▶ [Directions for this task]
Every line that holds "disebut" should be shown.

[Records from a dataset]

________

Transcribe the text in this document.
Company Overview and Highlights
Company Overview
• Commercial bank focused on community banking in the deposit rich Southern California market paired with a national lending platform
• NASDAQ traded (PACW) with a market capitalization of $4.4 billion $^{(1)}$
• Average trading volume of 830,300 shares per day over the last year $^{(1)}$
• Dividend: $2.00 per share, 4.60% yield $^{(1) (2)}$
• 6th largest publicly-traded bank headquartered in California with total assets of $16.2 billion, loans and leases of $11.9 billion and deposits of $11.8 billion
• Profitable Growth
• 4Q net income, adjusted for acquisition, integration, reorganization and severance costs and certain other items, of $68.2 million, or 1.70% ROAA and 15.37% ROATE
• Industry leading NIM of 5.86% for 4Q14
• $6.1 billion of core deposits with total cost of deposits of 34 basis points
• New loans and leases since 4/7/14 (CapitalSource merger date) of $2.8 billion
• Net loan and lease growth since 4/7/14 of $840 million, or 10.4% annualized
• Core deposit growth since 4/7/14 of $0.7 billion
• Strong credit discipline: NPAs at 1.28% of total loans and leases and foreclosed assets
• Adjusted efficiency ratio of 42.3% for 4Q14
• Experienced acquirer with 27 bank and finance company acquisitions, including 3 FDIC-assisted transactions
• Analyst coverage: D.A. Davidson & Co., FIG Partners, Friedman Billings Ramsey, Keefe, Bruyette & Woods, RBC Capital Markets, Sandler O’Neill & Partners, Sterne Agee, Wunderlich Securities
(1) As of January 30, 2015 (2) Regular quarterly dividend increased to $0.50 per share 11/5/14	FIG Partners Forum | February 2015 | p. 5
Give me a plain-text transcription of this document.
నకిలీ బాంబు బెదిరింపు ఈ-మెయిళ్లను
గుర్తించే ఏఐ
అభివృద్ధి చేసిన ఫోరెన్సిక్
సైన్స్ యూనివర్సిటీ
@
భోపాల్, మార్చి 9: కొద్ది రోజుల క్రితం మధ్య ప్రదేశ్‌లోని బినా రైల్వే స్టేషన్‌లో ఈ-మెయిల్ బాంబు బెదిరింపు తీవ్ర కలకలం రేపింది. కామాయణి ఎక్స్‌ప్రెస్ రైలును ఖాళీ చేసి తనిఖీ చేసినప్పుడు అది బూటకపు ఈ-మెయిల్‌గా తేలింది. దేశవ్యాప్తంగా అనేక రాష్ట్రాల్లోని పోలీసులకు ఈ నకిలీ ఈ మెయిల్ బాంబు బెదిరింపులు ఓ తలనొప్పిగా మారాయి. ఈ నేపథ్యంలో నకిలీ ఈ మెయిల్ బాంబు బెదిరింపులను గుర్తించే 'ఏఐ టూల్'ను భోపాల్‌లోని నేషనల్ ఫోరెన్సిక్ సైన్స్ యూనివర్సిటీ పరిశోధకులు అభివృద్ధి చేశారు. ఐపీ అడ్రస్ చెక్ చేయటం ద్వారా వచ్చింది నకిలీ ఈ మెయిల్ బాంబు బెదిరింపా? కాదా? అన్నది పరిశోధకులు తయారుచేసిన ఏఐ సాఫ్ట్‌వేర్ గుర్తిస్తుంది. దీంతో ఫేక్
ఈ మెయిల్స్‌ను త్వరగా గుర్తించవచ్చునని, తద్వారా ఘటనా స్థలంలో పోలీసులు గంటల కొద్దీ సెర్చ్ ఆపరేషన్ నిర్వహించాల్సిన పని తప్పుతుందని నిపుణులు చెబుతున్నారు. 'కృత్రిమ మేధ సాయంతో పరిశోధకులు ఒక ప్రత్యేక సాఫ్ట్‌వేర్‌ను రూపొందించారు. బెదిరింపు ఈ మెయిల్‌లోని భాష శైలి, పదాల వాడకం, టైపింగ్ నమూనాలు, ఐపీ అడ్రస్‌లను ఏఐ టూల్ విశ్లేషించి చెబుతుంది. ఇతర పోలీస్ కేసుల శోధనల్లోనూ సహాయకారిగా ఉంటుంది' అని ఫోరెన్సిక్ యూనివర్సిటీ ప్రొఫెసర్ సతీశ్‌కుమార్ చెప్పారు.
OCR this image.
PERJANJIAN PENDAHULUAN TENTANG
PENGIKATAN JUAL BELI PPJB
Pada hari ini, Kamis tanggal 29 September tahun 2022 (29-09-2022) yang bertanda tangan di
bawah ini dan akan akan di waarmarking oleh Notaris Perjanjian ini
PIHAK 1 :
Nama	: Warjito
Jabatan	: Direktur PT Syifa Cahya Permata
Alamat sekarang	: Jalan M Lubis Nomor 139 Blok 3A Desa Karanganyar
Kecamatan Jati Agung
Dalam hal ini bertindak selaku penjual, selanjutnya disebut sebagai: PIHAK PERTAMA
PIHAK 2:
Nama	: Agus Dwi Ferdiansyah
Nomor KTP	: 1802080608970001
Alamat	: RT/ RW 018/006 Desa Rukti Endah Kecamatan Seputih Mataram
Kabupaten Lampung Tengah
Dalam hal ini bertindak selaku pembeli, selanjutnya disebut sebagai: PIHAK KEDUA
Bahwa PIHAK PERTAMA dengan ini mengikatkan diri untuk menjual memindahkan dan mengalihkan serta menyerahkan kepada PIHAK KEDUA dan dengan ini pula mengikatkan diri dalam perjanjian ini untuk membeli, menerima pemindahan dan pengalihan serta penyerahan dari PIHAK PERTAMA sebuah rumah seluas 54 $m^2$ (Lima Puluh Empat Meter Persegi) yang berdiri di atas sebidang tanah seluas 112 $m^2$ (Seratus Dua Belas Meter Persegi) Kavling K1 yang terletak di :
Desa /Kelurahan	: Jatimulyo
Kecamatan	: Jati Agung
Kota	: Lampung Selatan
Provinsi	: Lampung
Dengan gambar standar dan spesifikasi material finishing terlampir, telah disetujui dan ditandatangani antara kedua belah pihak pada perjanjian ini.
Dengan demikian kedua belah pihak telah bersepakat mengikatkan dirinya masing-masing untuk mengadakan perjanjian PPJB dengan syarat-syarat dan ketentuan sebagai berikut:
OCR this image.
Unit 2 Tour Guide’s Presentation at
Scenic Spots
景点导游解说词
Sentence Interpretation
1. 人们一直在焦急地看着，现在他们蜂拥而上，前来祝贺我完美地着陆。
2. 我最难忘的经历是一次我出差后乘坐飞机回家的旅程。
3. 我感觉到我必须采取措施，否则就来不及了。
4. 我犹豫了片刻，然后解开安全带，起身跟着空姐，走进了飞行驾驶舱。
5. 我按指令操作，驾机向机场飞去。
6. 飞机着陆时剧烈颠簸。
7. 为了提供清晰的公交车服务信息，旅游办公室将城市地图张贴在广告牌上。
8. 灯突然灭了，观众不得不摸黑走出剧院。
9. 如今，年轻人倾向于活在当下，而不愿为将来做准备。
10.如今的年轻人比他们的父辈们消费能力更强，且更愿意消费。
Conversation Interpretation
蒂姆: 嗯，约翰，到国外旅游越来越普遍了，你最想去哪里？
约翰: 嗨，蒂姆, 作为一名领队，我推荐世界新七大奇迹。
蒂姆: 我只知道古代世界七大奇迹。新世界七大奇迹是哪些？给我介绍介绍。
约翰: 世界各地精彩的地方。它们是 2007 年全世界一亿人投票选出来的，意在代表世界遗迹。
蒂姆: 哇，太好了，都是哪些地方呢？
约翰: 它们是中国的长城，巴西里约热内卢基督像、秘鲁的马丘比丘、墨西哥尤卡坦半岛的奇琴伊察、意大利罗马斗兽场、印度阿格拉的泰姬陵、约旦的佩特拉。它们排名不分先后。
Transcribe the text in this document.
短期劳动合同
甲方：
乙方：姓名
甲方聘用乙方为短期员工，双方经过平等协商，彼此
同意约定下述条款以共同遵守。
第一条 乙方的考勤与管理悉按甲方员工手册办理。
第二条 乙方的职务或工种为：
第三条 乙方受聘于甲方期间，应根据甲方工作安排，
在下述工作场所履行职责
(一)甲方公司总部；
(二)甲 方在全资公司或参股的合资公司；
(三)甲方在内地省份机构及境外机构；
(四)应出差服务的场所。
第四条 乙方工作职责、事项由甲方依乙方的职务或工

________

▶ [Expected output]
Dalam hal ini bertindak selaku penjual, selanjutnya disebut sebagai: PIHAK PERTAMA
Dalam hal ini bertindak selaku pembeli, selanjutnya disebut sebagai: PIHAK KEDUA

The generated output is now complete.